Prosiga el texto sobre las maratones de baile de la Gran Depresión y la novela de Horace McCoy a partir de su última oración.

● **FRAGMENTO DE TEXTO**
• • •

Las maratones de baile fueron muy populares en los Estados Unidos de la Gran Depresión. Cercados por el desempleo y acorralados por la pobreza, miles de jóvenes se anotaban en grotescos certámenes de danza que los obligaban a pasar el día entero, a veces durante meses, con el cuerpo entrelazado al de su pareja y balanceándose sin pausa, turnándose para dormir sin dejar de bailar, aprendiendo a leer, conversar y hasta a afeitarse sin parar de mover los pies. Las piernas acalambradas, la mirada perdida, la moral deshecha. Algunos morían en la pista. Muchos eran descalificados después de días o semanas de agotamiento, porque no podían levantarse luego de un desmayo.
La novela de Horace McCoy (nacido en Tennessee en 1897 y muerto en California en 1955) presenta a su protagonista, Robert Syverten, cuando está a punto de escuchar su sentencia de muerte por un cargo de asesinato en primer grado. Robert admite que mató a Gloria Beatty, su compañera de baile, pero insiste en que no cometió un crimen. La muerte de Gloria fue un acto de compasión, ejecutado, además, a pedido de la víctima.

• • •

● **ÍTEMS PROPORCIONADOS**
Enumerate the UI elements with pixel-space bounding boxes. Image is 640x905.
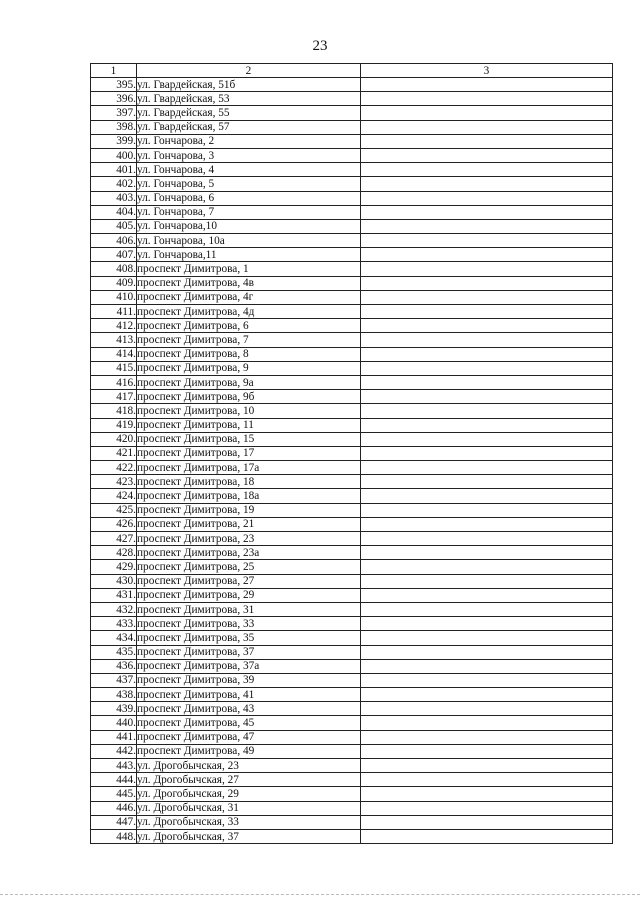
row-address: ул. Гвардейская, 53: [137, 92, 361, 106]
row-col-3: [361, 134, 613, 148]
row-col-3: [361, 120, 613, 134]
row-col-3: [361, 290, 613, 304]
table-row: [91, 702, 613, 716]
row-address: проспект Димитрова, 23а: [137, 546, 361, 560]
row-number: 414.: [91, 347, 137, 361]
table-row: [91, 418, 613, 432]
row-col-3: [361, 219, 613, 233]
row-number: 434.: [91, 631, 137, 645]
row-number: 436.: [91, 659, 137, 673]
row-address: ул. Гвардейская, 51б: [137, 78, 361, 92]
row-address: проспект Димитрова, 49: [137, 744, 361, 758]
row-address: ул. Дрогобычская, 29: [137, 787, 361, 801]
row-address: ул. Гончарова,10: [137, 219, 361, 233]
row-col-3: [361, 461, 613, 475]
row-address: проспект Димитрова, 37: [137, 645, 361, 659]
table-row: [91, 319, 613, 333]
row-address: проспект Димитрова, 4г: [137, 290, 361, 304]
row-number: 423.: [91, 475, 137, 489]
row-address: проспект Димитрова, 4в: [137, 276, 361, 290]
row-col-3: [361, 560, 613, 574]
row-col-3: [361, 574, 613, 588]
row-number: 440.: [91, 716, 137, 730]
row-number: 411.: [91, 305, 137, 319]
row-address: ул. Гвардейская, 57: [137, 120, 361, 134]
row-number: 415.: [91, 361, 137, 375]
row-address: ул. Гвардейская, 55: [137, 106, 361, 120]
row-address: ул. Гончарова, 5: [137, 177, 361, 191]
row-col-3: [361, 347, 613, 361]
table-row: [91, 106, 613, 120]
table-row: [91, 801, 613, 815]
row-address: ул. Дрогобычская, 23: [137, 759, 361, 773]
row-col-3: [361, 730, 613, 744]
row-number: 421.: [91, 446, 137, 460]
row-address: проспект Димитрова, 7: [137, 333, 361, 347]
table-row: [91, 234, 613, 248]
row-number: 446.: [91, 801, 137, 815]
row-number: 427.: [91, 532, 137, 546]
header-col-3: 3: [361, 64, 613, 78]
row-address: ул. Гончарова, 2: [137, 134, 361, 148]
page-number: 23: [312, 38, 328, 54]
row-col-3: [361, 702, 613, 716]
row-address: проспект Димитрова, 35: [137, 631, 361, 645]
row-col-3: [361, 815, 613, 829]
row-col-3: [361, 475, 613, 489]
table-row: [91, 787, 613, 801]
row-col-3: [361, 106, 613, 120]
table-row: [91, 148, 613, 162]
row-col-3: [361, 617, 613, 631]
row-number: 404.: [91, 205, 137, 219]
row-address: ул. Дрогобычская, 27: [137, 773, 361, 787]
row-col-3: [361, 744, 613, 758]
row-address: проспект Димитрова, 17: [137, 446, 361, 460]
row-address: проспект Димитрова, 11: [137, 418, 361, 432]
row-address: проспект Димитрова, 9а: [137, 375, 361, 389]
row-number: 439.: [91, 702, 137, 716]
table-row: [91, 120, 613, 134]
row-col-3: [361, 92, 613, 106]
row-number: 412.: [91, 319, 137, 333]
row-number: 431.: [91, 588, 137, 602]
table-row: [91, 759, 613, 773]
row-col-3: [361, 631, 613, 645]
row-col-3: [361, 248, 613, 262]
row-col-3: [361, 78, 613, 92]
table-row: [91, 532, 613, 546]
row-address: проспект Димитрова, 21: [137, 517, 361, 531]
row-number: 417.: [91, 390, 137, 404]
row-col-3: [361, 375, 613, 389]
row-col-3: [361, 829, 613, 843]
table-row: [91, 333, 613, 347]
row-address: проспект Димитрова, 31: [137, 602, 361, 616]
row-col-3: [361, 759, 613, 773]
table-row: [91, 432, 613, 446]
table-row: [91, 375, 613, 389]
table-row: [91, 461, 613, 475]
row-col-3: [361, 801, 613, 815]
table-row: [91, 744, 613, 758]
row-col-3: [361, 787, 613, 801]
table-row: [91, 688, 613, 702]
row-address: проспект Димитрова, 10: [137, 404, 361, 418]
row-col-3: [361, 432, 613, 446]
row-col-3: [361, 148, 613, 162]
row-col-3: [361, 588, 613, 602]
row-col-3: [361, 688, 613, 702]
row-col-3: [361, 659, 613, 673]
row-number: 437.: [91, 673, 137, 687]
row-number: 445.: [91, 787, 137, 801]
row-number: 407.: [91, 248, 137, 262]
table-row: [91, 673, 613, 687]
row-number: 398.: [91, 120, 137, 134]
table-row: [91, 262, 613, 276]
row-col-3: [361, 546, 613, 560]
row-number: 447.: [91, 815, 137, 829]
row-address: проспект Димитрова, 18: [137, 475, 361, 489]
table-header-row: [91, 64, 613, 78]
table-row: [91, 617, 613, 631]
row-col-3: [361, 503, 613, 517]
row-col-3: [361, 177, 613, 191]
row-col-3: [361, 319, 613, 333]
table-row: [91, 716, 613, 730]
row-address: ул. Дрогобычская, 37: [137, 829, 361, 843]
row-address: проспект Димитрова, 23: [137, 532, 361, 546]
row-number: 443.: [91, 759, 137, 773]
row-address: ул. Гончарова, 7: [137, 205, 361, 219]
row-number: 448.: [91, 829, 137, 843]
row-col-3: [361, 532, 613, 546]
row-col-3: [361, 418, 613, 432]
table-row: [91, 517, 613, 531]
row-col-3: [361, 716, 613, 730]
row-address: проспект Димитрова, 1: [137, 262, 361, 276]
row-address: проспект Димитрова, 17а: [137, 461, 361, 475]
row-number: 428.: [91, 546, 137, 560]
row-address: проспект Димитрова, 37а: [137, 659, 361, 673]
header-col-1: 1: [91, 64, 137, 78]
row-address: проспект Димитрова, 41: [137, 688, 361, 702]
scan-edge-line: [0, 894, 640, 895]
table-row: [91, 829, 613, 843]
row-col-3: [361, 333, 613, 347]
table-row: [91, 546, 613, 560]
row-number: 424.: [91, 489, 137, 503]
row-address: проспект Димитрова, 6: [137, 319, 361, 333]
table-row: [91, 773, 613, 787]
row-address: проспект Димитрова, 27: [137, 574, 361, 588]
row-address: проспект Димитрова, 39: [137, 673, 361, 687]
row-col-3: [361, 305, 613, 319]
row-number: 441.: [91, 730, 137, 744]
table-row: [91, 645, 613, 659]
row-col-3: [361, 517, 613, 531]
row-number: 402.: [91, 177, 137, 191]
row-col-3: [361, 446, 613, 460]
table-row: [91, 588, 613, 602]
row-col-3: [361, 489, 613, 503]
row-number: 420.: [91, 432, 137, 446]
table-row: [91, 347, 613, 361]
row-number: 422.: [91, 461, 137, 475]
row-address: проспект Димитрова, 45: [137, 716, 361, 730]
row-address: проспект Димитрова, 19: [137, 503, 361, 517]
row-address: ул. Гончарова,11: [137, 248, 361, 262]
row-number: 399.: [91, 134, 137, 148]
row-number: 395.: [91, 78, 137, 92]
row-address: проспект Димитрова, 18а: [137, 489, 361, 503]
table-row: [91, 574, 613, 588]
row-number: 397.: [91, 106, 137, 120]
table-row: [91, 361, 613, 375]
row-number: 444.: [91, 773, 137, 787]
row-number: 426.: [91, 517, 137, 531]
row-address: ул. Гончарова, 10а: [137, 234, 361, 248]
row-address: проспект Димитрова, 25: [137, 560, 361, 574]
table-row: [91, 78, 613, 92]
table-row: [91, 815, 613, 829]
table-row: [91, 730, 613, 744]
row-number: 425.: [91, 503, 137, 517]
table-row: [91, 305, 613, 319]
row-address: ул. Дрогобычская, 31: [137, 801, 361, 815]
row-address: проспект Димитрова, 33: [137, 617, 361, 631]
row-number: 435.: [91, 645, 137, 659]
table-row: [91, 560, 613, 574]
table-row: [91, 475, 613, 489]
row-col-3: [361, 191, 613, 205]
row-number: 410.: [91, 290, 137, 304]
row-col-3: [361, 602, 613, 616]
table-row: [91, 205, 613, 219]
row-address: проспект Димитрова, 8: [137, 347, 361, 361]
row-address: ул. Гончарова, 6: [137, 191, 361, 205]
row-number: 413.: [91, 333, 137, 347]
row-col-3: [361, 361, 613, 375]
table-row: [91, 276, 613, 290]
row-col-3: [361, 773, 613, 787]
row-address: проспект Димитрова, 9б: [137, 390, 361, 404]
row-address: ул. Гончарова, 3: [137, 148, 361, 162]
row-col-3: [361, 673, 613, 687]
row-col-3: [361, 390, 613, 404]
table-row: [91, 290, 613, 304]
table-row: [91, 248, 613, 262]
row-address: проспект Димитрова, 47: [137, 730, 361, 744]
row-address: проспект Димитрова, 29: [137, 588, 361, 602]
table-row: [91, 163, 613, 177]
row-number: 419.: [91, 418, 137, 432]
row-address: проспект Димитрова, 4д: [137, 305, 361, 319]
row-col-3: [361, 234, 613, 248]
row-col-3: [361, 276, 613, 290]
row-number: 406.: [91, 234, 137, 248]
row-col-3: [361, 262, 613, 276]
address-table: [90, 63, 613, 844]
header-col-2: 2: [137, 64, 361, 78]
table-row: [91, 219, 613, 233]
table-row: [91, 177, 613, 191]
row-address: проспект Димитрова, 43: [137, 702, 361, 716]
table-row: [91, 659, 613, 673]
row-number: 405.: [91, 219, 137, 233]
row-address: проспект Димитрова, 15: [137, 432, 361, 446]
row-number: 432.: [91, 602, 137, 616]
table-row: [91, 503, 613, 517]
row-number: 416.: [91, 375, 137, 389]
table-row: [91, 489, 613, 503]
row-number: 442.: [91, 744, 137, 758]
table-row: [91, 404, 613, 418]
table-row: [91, 390, 613, 404]
table-row: [91, 134, 613, 148]
table-row: [91, 446, 613, 460]
table-row: [91, 602, 613, 616]
row-address: ул. Гончарова, 4: [137, 163, 361, 177]
table-body: [91, 78, 613, 844]
row-number: 401.: [91, 163, 137, 177]
row-number: 409.: [91, 276, 137, 290]
row-number: 396.: [91, 92, 137, 106]
row-address: проспект Димитрова, 9: [137, 361, 361, 375]
table-row: [91, 92, 613, 106]
row-col-3: [361, 404, 613, 418]
row-col-3: [361, 205, 613, 219]
row-number: 418.: [91, 404, 137, 418]
table-row: [91, 191, 613, 205]
row-number: 429.: [91, 560, 137, 574]
table-row: [91, 631, 613, 645]
row-number: 433.: [91, 617, 137, 631]
row-number: 400.: [91, 148, 137, 162]
row-col-3: [361, 645, 613, 659]
row-col-3: [361, 163, 613, 177]
row-number: 438.: [91, 688, 137, 702]
row-number: 408.: [91, 262, 137, 276]
row-address: ул. Дрогобычская, 33: [137, 815, 361, 829]
row-number: 403.: [91, 191, 137, 205]
row-number: 430.: [91, 574, 137, 588]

• • •

● **RESPUESTA**
Sabemos entonces que Gloria está muerta y que Robert, muy probablemente, va camino a la pena capital, así que lo que importa es saber cómo se llegó a ese punto. El relato está narrado por Robert en primera persona, y los capítulos se suceden precedidos por tramos brevísimos del veredicto del juez. Mientras su suerte se decide, Robert nos va contando las cosas desde el principio: cómo conoció a Gloria un día cualquiera en Los Ángeles, cuando ambos daban vueltas tratando de pescar un lugar como extras o como asistentes en alguna película, ella con la aspiración de ser actriz, él fantaseando con ser un director famoso; cómo se dejó arrastrar por ella hasta el local junto al muelle en el que pasarían días y noches sin ver el sol, dando vueltas en la pista y escuchando el persistente vaivén del océano bajo el piso; cómo fue cambiando su temperamento al contacto con esa joven amargada y envidiosa, incapaz de ver una luz en el horizonte; cómo aprendió a lidiar con ella y a sostenerla en las curvas cuando tenían que correr por la pista siguiendo el libreto que los organizadores del certamen habían modificado sobre la marcha para que cada noche una pareja quedara descalificada; cómo llegó a entender que, efectivamente, ella no era buena para nadie, que no quería vivir aunque temiera matarse, que no tenía salida o no era capaz de verla.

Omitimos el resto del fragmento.